[Start Data]
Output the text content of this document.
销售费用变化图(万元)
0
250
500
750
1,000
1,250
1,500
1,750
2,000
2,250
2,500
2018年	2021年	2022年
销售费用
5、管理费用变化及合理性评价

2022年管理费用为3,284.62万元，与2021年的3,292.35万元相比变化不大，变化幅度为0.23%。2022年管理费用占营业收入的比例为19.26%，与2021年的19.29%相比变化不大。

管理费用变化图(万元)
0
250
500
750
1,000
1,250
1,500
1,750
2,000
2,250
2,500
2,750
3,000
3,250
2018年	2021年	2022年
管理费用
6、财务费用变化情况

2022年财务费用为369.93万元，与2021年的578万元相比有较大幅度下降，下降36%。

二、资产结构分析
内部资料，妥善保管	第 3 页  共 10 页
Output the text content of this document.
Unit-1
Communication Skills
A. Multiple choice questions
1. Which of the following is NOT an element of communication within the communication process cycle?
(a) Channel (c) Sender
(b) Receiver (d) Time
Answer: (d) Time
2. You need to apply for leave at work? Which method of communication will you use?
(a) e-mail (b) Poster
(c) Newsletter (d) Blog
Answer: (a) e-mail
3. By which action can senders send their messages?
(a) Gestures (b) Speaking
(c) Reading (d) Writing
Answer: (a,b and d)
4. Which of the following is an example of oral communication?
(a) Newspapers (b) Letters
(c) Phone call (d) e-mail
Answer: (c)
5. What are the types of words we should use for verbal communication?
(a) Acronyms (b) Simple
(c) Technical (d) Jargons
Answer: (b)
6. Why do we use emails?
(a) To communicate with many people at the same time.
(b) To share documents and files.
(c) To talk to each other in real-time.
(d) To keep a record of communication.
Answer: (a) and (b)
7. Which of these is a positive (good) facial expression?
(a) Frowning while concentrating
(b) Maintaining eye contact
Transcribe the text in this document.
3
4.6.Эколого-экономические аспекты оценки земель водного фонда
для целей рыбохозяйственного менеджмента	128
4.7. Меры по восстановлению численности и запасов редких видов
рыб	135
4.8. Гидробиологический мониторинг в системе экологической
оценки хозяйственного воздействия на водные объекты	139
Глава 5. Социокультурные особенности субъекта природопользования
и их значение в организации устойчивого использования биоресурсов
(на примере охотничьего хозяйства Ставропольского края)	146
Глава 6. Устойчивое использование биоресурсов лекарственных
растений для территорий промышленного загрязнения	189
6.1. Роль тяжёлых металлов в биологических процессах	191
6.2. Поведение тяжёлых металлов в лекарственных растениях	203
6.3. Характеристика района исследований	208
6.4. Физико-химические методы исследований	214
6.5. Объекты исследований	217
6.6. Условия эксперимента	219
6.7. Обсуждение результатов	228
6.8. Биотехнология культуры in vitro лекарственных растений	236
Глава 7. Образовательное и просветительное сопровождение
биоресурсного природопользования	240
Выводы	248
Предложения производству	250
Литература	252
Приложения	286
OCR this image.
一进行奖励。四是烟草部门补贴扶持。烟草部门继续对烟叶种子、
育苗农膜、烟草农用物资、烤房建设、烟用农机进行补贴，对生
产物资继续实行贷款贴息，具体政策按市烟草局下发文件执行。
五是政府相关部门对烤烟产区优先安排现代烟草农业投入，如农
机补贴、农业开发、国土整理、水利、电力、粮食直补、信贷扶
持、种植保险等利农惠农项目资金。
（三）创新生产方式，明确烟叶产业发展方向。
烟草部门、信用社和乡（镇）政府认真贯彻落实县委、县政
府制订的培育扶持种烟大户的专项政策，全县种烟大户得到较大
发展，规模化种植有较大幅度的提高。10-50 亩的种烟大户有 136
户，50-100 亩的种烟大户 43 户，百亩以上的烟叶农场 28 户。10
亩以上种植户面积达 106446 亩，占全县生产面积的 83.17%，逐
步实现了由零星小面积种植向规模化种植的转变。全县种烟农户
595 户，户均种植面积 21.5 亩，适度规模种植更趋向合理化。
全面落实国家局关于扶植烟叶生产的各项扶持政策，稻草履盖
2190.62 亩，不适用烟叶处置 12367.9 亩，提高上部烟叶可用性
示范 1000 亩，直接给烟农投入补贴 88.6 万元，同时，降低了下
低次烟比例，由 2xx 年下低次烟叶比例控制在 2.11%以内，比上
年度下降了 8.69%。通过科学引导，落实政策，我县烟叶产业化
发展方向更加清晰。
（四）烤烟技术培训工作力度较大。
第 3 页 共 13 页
[End Data]
Task to complete |
Restate every line of the data word for word.

Result for this exercise |
Output the text content of this document.
销售费用变化图(万元)
0
250
500
750
1,000
1,250
1,500
1,750
2,000
2,250
2,500
2018年	2021年	2022年
销售费用
5、管理费用变化及合理性评价

2022年管理费用为3,284.62万元，与2021年的3,292.35万元相比变化不大，变化幅度为0.23%。2022年管理费用占营业收入的比例为19.26%，与2021年的19.29%相比变化不大。

管理费用变化图(万元)
0
250
500
750
1,000
1,250
1,500
1,750
2,000
2,250
2,500
2,750
3,000
3,250
2018年	2021年	2022年
管理费用
6、财务费用变化情况

2022年财务费用为369.93万元，与2021年的578万元相比有较大幅度下降，下降36%。

二、资产结构分析
内部资料，妥善保管	第 3 页  共 10 页
Output the text content of this document.
Unit-1
Communication Skills
A. Multiple choice questions
1. Which of the following is NOT an element of communication within the communication process cycle?
(a) Channel (c) Sender
(b) Receiver (d) Time
Answer: (d) Time
2. You need to apply for leave at work? Which method of communication will you use?
(a) e-mail (b) Poster
(c) Newsletter (d) Blog
Answer: (a) e-mail
3. By which action can senders send their messages?
(a) Gestures (b) Speaking
(c) Reading (d) Writing
Answer: (a,b and d)
4. Which of the following is an example of oral communication?
(a) Newspapers (b) Letters
(c) Phone call (d) e-mail
Answer: (c)
5. What are the types of words we should use for verbal communication?
(a) Acronyms (b) Simple
(c) Technical (d) Jargons
Answer: (b)
6. Why do we use emails?
(a) To communicate with many people at the same time.
(b) To share documents and files.
(c) To talk to each other in real-time.
(d) To keep a record of communication.
Answer: (a) and (b)
7. Which of these is a positive (good) facial expression?
(a) Frowning while concentrating
(b) Maintaining eye contact
Transcribe the text in this document.
3
4.6.Эколого-экономические аспекты оценки земель водного фонда
для целей рыбохозяйственного менеджмента	128
4.7. Меры по восстановлению численности и запасов редких видов
рыб	135
4.8. Гидробиологический мониторинг в системе экологической
оценки хозяйственного воздействия на водные объекты	139
Глава 5. Социокультурные особенности субъекта природопользования
и их значение в организации устойчивого использования биоресурсов
(на примере охотничьего хозяйства Ставропольского края)	146
Глава 6. Устойчивое использование биоресурсов лекарственных
растений для территорий промышленного загрязнения	189
6.1. Роль тяжёлых металлов в биологических процессах	191
6.2. Поведение тяжёлых металлов в лекарственных растениях	203
6.3. Характеристика района исследований	208
6.4. Физико-химические методы исследований	214
6.5. Объекты исследований	217
6.6. Условия эксперимента	219
6.7. Обсуждение результатов	228
6.8. Биотехнология культуры in vitro лекарственных растений	236
Глава 7. Образовательное и просветительное сопровождение
биоресурсного природопользования	240
Выводы	248
Предложения производству	250
Литература	252
Приложения	286
OCR this image.
一进行奖励。四是烟草部门补贴扶持。烟草部门继续对烟叶种子、
育苗农膜、烟草农用物资、烤房建设、烟用农机进行补贴，对生
产物资继续实行贷款贴息，具体政策按市烟草局下发文件执行。
五是政府相关部门对烤烟产区优先安排现代烟草农业投入，如农
机补贴、农业开发、国土整理、水利、电力、粮食直补、信贷扶
持、种植保险等利农惠农项目资金。
（三）创新生产方式，明确烟叶产业发展方向。
烟草部门、信用社和乡（镇）政府认真贯彻落实县委、县政
府制订的培育扶持种烟大户的专项政策，全县种烟大户得到较大
发展，规模化种植有较大幅度的提高。10-50 亩的种烟大户有 136
户，50-100 亩的种烟大户 43 户，百亩以上的烟叶农场 28 户。10
亩以上种植户面积达 106446 亩，占全县生产面积的 83.17%，逐
步实现了由零星小面积种植向规模化种植的转变。全县种烟农户
595 户，户均种植面积 21.5 亩，适度规模种植更趋向合理化。
全面落实国家局关于扶植烟叶生产的各项扶持政策，稻草履盖
2190.62 亩，不适用烟叶处置 12367.9 亩，提高上部烟叶可用性
示范 1000 亩，直接给烟农投入补贴 88.6 万元，同时，降低了下
低次烟比例，由 2xx 年下低次烟叶比例控制在 2.11%以内，比上
年度下降了 8.69%。通过科学引导，落实政策，我县烟叶产业化
发展方向更加清晰。
（四）烤烟技术培训工作力度较大。
第 3 页 共 13 页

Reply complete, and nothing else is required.